→ The request:
Tally the lines that hold the string "operaciones", and reply with the count alone.

>> Begin

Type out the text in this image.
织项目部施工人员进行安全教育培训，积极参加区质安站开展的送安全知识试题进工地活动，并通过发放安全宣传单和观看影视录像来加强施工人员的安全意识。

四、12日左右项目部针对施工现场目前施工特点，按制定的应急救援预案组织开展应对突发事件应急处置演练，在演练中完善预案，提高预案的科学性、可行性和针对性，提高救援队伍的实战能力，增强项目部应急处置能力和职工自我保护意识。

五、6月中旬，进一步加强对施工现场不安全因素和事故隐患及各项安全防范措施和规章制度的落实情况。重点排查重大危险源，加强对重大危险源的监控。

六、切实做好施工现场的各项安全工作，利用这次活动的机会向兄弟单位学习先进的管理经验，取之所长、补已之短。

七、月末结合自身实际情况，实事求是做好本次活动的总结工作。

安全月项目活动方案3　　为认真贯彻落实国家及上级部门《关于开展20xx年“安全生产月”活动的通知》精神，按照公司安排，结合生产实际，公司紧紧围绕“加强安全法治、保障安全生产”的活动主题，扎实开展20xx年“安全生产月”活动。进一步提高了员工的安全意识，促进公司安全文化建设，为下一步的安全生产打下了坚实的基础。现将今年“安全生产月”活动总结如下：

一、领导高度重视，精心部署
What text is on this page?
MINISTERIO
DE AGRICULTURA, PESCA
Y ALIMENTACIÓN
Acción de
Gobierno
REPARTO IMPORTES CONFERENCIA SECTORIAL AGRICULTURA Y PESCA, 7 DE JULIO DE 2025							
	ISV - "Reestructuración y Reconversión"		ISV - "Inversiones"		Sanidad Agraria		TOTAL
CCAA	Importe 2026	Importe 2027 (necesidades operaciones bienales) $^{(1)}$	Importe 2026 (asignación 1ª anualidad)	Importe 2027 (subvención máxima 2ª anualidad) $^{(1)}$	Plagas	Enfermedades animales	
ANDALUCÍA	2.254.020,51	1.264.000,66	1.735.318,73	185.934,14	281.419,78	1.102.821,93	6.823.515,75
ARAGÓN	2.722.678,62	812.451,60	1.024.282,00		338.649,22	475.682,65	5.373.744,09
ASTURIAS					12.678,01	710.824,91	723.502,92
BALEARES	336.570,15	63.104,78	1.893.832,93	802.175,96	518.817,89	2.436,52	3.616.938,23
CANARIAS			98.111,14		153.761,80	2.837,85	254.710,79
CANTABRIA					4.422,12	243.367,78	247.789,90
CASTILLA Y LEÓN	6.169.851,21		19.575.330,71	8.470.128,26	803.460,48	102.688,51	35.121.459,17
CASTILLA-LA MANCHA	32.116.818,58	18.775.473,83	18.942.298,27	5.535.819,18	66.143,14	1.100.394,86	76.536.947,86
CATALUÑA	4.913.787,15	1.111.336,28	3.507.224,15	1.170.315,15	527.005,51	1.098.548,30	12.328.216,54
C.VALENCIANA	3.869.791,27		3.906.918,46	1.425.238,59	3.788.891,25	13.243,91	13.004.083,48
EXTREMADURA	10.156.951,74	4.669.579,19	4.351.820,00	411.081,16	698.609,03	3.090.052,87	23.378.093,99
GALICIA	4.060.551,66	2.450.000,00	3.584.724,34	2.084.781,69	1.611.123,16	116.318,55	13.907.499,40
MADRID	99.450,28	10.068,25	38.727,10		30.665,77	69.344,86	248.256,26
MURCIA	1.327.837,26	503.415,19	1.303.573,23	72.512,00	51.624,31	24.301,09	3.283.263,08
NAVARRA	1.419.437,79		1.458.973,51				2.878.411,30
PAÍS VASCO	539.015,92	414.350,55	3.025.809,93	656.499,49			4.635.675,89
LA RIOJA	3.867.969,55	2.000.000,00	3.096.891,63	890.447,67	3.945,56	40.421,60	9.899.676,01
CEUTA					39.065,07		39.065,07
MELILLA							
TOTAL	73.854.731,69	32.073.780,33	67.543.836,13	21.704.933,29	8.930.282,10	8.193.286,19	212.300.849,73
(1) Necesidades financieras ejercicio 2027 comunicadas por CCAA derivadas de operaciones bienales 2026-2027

>> End
>> Begin

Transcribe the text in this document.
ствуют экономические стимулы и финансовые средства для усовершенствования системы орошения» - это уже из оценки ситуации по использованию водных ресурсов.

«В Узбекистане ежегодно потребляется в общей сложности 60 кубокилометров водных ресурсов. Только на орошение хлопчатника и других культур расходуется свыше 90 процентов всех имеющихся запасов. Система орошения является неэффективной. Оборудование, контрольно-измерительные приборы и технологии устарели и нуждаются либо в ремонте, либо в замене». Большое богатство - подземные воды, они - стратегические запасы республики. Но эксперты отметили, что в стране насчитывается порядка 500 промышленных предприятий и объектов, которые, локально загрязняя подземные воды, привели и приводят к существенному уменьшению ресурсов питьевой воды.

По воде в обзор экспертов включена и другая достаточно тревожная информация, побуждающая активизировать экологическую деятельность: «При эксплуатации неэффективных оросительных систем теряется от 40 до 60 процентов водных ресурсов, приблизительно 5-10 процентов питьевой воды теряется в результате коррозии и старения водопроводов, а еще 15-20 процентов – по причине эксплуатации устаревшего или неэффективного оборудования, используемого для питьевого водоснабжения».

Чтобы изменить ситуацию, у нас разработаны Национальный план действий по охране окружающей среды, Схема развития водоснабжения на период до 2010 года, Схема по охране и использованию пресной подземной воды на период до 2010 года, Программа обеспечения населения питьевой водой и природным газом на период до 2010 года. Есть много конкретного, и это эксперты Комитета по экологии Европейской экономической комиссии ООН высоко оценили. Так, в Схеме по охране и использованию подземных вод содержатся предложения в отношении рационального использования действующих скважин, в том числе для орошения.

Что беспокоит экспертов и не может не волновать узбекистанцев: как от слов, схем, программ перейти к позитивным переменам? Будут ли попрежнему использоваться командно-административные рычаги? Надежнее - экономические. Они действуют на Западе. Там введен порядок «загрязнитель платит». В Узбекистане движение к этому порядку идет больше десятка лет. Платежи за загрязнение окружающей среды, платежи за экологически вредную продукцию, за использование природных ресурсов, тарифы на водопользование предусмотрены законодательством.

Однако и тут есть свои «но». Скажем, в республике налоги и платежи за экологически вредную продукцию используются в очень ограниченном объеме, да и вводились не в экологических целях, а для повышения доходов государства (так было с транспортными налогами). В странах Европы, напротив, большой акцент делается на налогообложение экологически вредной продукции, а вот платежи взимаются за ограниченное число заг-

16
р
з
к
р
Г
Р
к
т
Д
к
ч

>> End
>> Begin

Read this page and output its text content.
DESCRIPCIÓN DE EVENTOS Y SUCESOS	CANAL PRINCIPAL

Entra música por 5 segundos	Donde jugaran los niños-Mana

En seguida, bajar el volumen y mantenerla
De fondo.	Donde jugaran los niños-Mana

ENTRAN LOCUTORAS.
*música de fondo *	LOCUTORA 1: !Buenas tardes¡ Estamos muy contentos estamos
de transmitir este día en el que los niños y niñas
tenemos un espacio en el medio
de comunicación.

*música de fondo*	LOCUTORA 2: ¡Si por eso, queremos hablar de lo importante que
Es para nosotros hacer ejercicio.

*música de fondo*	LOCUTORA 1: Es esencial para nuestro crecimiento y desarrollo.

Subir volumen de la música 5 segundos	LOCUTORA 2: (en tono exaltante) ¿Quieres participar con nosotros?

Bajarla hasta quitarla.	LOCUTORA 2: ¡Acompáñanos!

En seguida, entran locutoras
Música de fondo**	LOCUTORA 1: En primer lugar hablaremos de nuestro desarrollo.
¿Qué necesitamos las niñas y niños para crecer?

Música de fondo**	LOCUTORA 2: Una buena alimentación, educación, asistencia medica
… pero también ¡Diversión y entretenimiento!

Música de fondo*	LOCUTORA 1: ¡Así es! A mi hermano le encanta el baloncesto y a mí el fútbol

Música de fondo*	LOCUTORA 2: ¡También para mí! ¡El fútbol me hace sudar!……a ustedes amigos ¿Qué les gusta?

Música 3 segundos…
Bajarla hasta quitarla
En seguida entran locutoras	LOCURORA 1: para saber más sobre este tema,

>> End

→ Answer to this problem:
2